Chart and figure data:
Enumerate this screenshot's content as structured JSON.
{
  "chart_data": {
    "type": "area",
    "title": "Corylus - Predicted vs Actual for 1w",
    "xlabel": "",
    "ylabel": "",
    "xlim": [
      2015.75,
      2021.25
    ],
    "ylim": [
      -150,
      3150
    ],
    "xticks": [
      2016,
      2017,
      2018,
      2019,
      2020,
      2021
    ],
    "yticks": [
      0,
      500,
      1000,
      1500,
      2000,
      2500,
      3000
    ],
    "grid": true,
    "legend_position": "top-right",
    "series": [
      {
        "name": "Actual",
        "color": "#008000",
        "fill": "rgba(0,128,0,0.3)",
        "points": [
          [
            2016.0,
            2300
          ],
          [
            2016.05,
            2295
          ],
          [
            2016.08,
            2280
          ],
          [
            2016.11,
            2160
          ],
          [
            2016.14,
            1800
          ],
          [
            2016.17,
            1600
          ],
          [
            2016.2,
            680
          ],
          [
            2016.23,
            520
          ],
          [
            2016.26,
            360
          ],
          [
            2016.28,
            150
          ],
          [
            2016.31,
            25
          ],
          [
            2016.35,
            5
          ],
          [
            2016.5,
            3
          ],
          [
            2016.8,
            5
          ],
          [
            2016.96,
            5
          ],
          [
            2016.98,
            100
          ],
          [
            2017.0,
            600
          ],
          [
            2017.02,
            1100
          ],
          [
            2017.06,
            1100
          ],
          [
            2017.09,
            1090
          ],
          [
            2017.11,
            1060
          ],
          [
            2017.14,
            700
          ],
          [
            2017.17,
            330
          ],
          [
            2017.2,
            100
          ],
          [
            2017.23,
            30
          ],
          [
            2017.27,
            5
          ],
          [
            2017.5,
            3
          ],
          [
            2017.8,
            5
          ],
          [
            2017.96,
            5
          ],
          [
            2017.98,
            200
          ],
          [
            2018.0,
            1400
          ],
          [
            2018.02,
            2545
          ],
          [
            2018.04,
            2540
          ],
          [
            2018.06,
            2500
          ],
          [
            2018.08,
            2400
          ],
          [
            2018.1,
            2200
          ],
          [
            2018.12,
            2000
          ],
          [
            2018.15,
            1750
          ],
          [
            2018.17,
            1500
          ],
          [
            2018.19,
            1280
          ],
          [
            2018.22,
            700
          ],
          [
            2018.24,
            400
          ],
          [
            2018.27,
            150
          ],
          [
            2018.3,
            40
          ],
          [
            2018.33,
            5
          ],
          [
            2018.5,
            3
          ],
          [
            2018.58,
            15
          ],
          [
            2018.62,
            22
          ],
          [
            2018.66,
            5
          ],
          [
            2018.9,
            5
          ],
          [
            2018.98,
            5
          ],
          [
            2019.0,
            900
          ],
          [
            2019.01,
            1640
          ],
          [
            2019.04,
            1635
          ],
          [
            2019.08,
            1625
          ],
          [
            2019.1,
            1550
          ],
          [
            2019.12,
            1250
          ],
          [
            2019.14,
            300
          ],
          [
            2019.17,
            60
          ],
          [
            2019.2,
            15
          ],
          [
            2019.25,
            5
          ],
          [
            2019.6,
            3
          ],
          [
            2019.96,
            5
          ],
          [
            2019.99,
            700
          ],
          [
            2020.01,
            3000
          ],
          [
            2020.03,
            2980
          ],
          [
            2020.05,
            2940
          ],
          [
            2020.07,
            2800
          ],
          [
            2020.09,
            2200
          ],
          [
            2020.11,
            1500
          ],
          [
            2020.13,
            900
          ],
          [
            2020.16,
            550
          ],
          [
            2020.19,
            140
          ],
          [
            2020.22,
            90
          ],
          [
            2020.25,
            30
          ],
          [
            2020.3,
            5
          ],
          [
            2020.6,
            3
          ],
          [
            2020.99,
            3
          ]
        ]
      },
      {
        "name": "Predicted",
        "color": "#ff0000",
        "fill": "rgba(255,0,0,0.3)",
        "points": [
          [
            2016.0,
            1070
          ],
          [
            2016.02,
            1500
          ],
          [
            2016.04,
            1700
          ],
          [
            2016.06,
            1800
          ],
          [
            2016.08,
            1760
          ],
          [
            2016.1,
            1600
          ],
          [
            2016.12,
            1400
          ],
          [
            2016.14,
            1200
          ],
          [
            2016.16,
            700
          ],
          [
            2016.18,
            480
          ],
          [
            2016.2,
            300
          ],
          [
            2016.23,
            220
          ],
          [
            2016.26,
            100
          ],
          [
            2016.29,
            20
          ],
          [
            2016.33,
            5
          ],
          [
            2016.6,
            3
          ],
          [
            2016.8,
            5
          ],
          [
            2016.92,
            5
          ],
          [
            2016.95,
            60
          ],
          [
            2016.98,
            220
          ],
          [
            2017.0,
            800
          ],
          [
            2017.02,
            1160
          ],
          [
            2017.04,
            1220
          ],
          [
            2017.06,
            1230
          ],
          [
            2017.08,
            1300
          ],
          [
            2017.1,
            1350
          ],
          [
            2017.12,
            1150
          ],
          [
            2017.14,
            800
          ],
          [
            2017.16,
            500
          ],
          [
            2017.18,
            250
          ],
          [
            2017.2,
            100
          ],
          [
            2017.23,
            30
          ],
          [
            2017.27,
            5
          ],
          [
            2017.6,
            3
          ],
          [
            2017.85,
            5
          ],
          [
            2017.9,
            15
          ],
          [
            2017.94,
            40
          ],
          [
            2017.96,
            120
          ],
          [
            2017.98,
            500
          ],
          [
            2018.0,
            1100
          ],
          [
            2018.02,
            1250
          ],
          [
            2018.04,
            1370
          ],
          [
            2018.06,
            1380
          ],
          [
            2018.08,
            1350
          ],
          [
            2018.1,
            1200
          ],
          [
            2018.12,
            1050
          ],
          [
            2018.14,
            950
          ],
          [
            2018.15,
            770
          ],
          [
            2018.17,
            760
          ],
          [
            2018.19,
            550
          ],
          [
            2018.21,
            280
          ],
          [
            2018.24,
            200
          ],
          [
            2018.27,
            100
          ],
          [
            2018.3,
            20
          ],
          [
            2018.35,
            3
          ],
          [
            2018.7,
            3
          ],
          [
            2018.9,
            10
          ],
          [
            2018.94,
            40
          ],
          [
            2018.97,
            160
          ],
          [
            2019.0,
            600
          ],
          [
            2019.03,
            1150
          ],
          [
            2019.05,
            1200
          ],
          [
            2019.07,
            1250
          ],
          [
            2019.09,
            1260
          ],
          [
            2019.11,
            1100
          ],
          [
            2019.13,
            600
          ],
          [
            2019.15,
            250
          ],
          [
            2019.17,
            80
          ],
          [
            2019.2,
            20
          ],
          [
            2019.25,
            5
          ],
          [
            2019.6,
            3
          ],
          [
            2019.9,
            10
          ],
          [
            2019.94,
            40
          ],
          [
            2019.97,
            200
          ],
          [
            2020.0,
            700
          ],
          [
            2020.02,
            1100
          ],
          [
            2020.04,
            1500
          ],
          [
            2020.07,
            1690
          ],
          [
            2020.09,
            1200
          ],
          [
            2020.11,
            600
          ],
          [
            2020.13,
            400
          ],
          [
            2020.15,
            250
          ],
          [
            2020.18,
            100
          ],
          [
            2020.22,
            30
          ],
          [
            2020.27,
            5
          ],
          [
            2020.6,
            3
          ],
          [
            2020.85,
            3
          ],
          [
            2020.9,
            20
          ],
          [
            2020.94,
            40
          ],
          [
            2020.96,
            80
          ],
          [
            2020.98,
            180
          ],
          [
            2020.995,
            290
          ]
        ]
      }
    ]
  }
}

## GOAL OF THE EXERCISE
Copy each line of the data exactly, leaving nothing out.

## THE RESULT
Enumerate this screenshot's content as structured JSON.
{
  "chart_data": {
    "type": "area",
    "title": "Corylus - Predicted vs Actual for 1w",
    "xlabel": "",
    "ylabel": "",
    "xlim": [
      2015.75,
      2021.25
    ],
    "ylim": [
      -150,
      3150
    ],
    "xticks": [
      2016,
      2017,
      2018,
      2019,
      2020,
      2021
    ],
    "yticks": [
      0,
      500,
      1000,
      1500,
      2000,
      2500,
      3000
    ],
    "grid": true,
    "legend_position": "top-right",
    "series": [
      {
        "name": "Actual",
        "color": "#008000",
        "fill": "rgba(0,128,0,0.3)",
        "points": [
          [
            2016.0,
            2300
          ],
          [
            2016.05,
            2295
          ],
          [
            2016.08,
            2280
          ],
          [
            2016.11,
            2160
          ],
          [
            2016.14,
            1800
          ],
          [
            2016.17,
            1600
          ],
          [
            2016.2,
            680
          ],
          [
            2016.23,
            520
          ],
          [
            2016.26,
            360
          ],
          [
            2016.28,
            150
          ],
          [
            2016.31,
            25
          ],
          [
            2016.35,
            5
          ],
          [
            2016.5,
            3
          ],
          [
            2016.8,
            5
          ],
          [
            2016.96,
            5
          ],
          [
            2016.98,
            100
          ],
          [
            2017.0,
            600
          ],
          [
            2017.02,
            1100
          ],
          [
            2017.06,
            1100
          ],
          [
            2017.09,
            1090
          ],
          [
            2017.11,
            1060
          ],
          [
            2017.14,
            700
          ],
          [
            2017.17,
            330
          ],
          [
            2017.2,
            100
          ],
          [
            2017.23,
            30
          ],
          [
            2017.27,
            5
          ],
          [
            2017.5,
            3
          ],
          [
            2017.8,
            5
          ],
          [
            2017.96,
            5
          ],
          [
            2017.98,
            200
          ],
          [
            2018.0,
            1400
          ],
          [
            2018.02,
            2545
          ],
          [
            2018.04,
            2540
          ],
          [
            2018.06,
            2500
          ],
          [
            2018.08,
            2400
          ],
          [
            2018.1,
            2200
          ],
          [
            2018.12,
            2000
          ],
          [
            2018.15,
            1750
          ],
          [
            2018.17,
            1500
          ],
          [
            2018.19,
            1280
          ],
          [
            2018.22,
            700
          ],
          [
            2018.24,
            400
          ],
          [
            2018.27,
            150
          ],
          [
            2018.3,
            40
          ],
          [
            2018.33,
            5
          ],
          [
            2018.5,
            3
          ],
          [
            2018.58,
            15
          ],
          [
            2018.62,
            22
          ],
          [
            2018.66,
            5
          ],
          [
            2018.9,
            5
          ],
          [
            2018.98,
            5
          ],
          [
            2019.0,
            900
          ],
          [
            2019.01,
            1640
          ],
          [
            2019.04,
            1635
          ],
          [
            2019.08,
            1625
          ],
          [
            2019.1,
            1550
          ],
          [
            2019.12,
            1250
          ],
          [
            2019.14,
            300
          ],
          [
            2019.17,
            60
          ],
          [
            2019.2,
            15
          ],
          [
            2019.25,
            5
          ],
          [
            2019.6,
            3
          ],
          [
            2019.96,
            5
          ],
          [
            2019.99,
            700
          ],
          [
            2020.01,
            3000
          ],
          [
            2020.03,
            2980
          ],
          [
            2020.05,
            2940
          ],
          [
            2020.07,
            2800
          ],
          [
            2020.09,
            2200
          ],
          [
            2020.11,
            1500
          ],
          [
            2020.13,
            900
          ],
          [
            2020.16,
            550
          ],
          [
            2020.19,
            140
          ],
          [
            2020.22,
            90
          ],
          [
            2020.25,
            30
          ],
          [
            2020.3,
            5
          ],
          [
            2020.6,
            3
          ],
          [
            2020.99,
            3
          ]
        ]
      },
      {
        "name": "Predicted",
        "color": "#ff0000",
        "fill": "rgba(255,0,0,0.3)",
        "points": [
          [
            2016.0,
            1070
          ],
          [
            2016.02,
            1500
          ],
          [
            2016.04,
            1700
          ],
          [
            2016.06,
            1800
          ],
          [
            2016.08,
            1760
          ],
          [
            2016.1,
            1600
          ],
          [
            2016.12,
            1400
          ],
          [
            2016.14,
            1200
          ],
          [
            2016.16,
            700
          ],
          [
            2016.18,
            480
          ],
          [
            2016.2,
            300
          ],
          [
            2016.23,
            220
          ],
          [
            2016.26,
            100
          ],
          [
            2016.29,
            20
          ],
          [
            2016.33,
            5
          ],
          [
            2016.6,
            3
          ],
          [
            2016.8,
            5
          ],
          [
            2016.92,
            5
          ],
          [
            2016.95,
            60
          ],
          [
            2016.98,
            220
          ],
          [
            2017.0,
            800
          ],
          [
            2017.02,
            1160
          ],
          [
            2017.04,
            1220
          ],
          [
            2017.06,
            1230
          ],
          [
            2017.08,
            1300
          ],
          [
            2017.1,
            1350
          ],
          [
            2017.12,
            1150
          ],
          [
            2017.14,
            800
          ],
          [
            2017.16,
            500
          ],
          [
            2017.18,
            250
          ],
          [
            2017.2,
            100
          ],
          [
            2017.23,
            30
          ],
          [
            2017.27,
            5
          ],
          [
            2017.6,
            3
          ],
          [
            2017.85,
            5
          ],
          [
            2017.9,
            15
          ],
          [
            2017.94,
            40
          ],
          [
            2017.96,
            120
          ],
          [
            2017.98,
            500
          ],
          [
            2018.0,
            1100
          ],
          [
            2018.02,
            1250
          ],
          [
            2018.04,
            1370
          ],
          [
            2018.06,
            1380
          ],
          [
            2018.08,
            1350
          ],
          [
            2018.1,
            1200
          ],
          [
            2018.12,
            1050
          ],
          [
            2018.14,
            950
          ],
          [
            2018.15,
            770
          ],
          [
            2018.17,
            760
          ],
          [
            2018.19,
            550
          ],
          [
            2018.21,
            280
          ],
          [
            2018.24,
            200
          ],
          [
            2018.27,
            100
          ],
          [
            2018.3,
            20
          ],
          [
            2018.35,
            3
          ],
          [
            2018.7,
            3
          ],
          [
            2018.9,
            10
          ],
          [
            2018.94,
            40
          ],
          [
            2018.97,
            160
          ],
          [
            2019.0,
            600
          ],
          [
            2019.03,
            1150
          ],
          [
            2019.05,
            1200
          ],
          [
            2019.07,
            1250
          ],
          [
            2019.09,
            1260
          ],
          [
            2019.11,
            1100
          ],
          [
            2019.13,
            600
          ],
          [
            2019.15,
            250
          ],
          [
            2019.17,
            80
          ],
          [
            2019.2,
            20
          ],
          [
            2019.25,
            5
          ],
          [
            2019.6,
            3
          ],
          [
            2019.9,
            10
          ],
          [
            2019.94,
            40
          ],
          [
            2019.97,
            200
          ],
          [
            2020.0,
            700
          ],
          [
            2020.02,
            1100
          ],
          [
            2020.04,
            1500
          ],
          [
            2020.07,
            1690
          ],
          [
            2020.09,
            1200
          ],
          [
            2020.11,
            600
          ],
          [
            2020.13,
            400
          ],
          [
            2020.15,
            250
          ],
          [
            2020.18,
            100
          ],
          [
            2020.22,
            30
          ],
          [
            2020.27,
            5
          ],
          [
            2020.6,
            3
          ],
          [
            2020.85,
            3
          ],
          [
            2020.9,
            20
          ],
          [
            2020.94,
            40
          ],
          [
            2020.96,
            80
          ],
          [
            2020.98,
            180
          ],
          [
            2020.995,
            290
          ]
        ]
      }
    ]
  }
}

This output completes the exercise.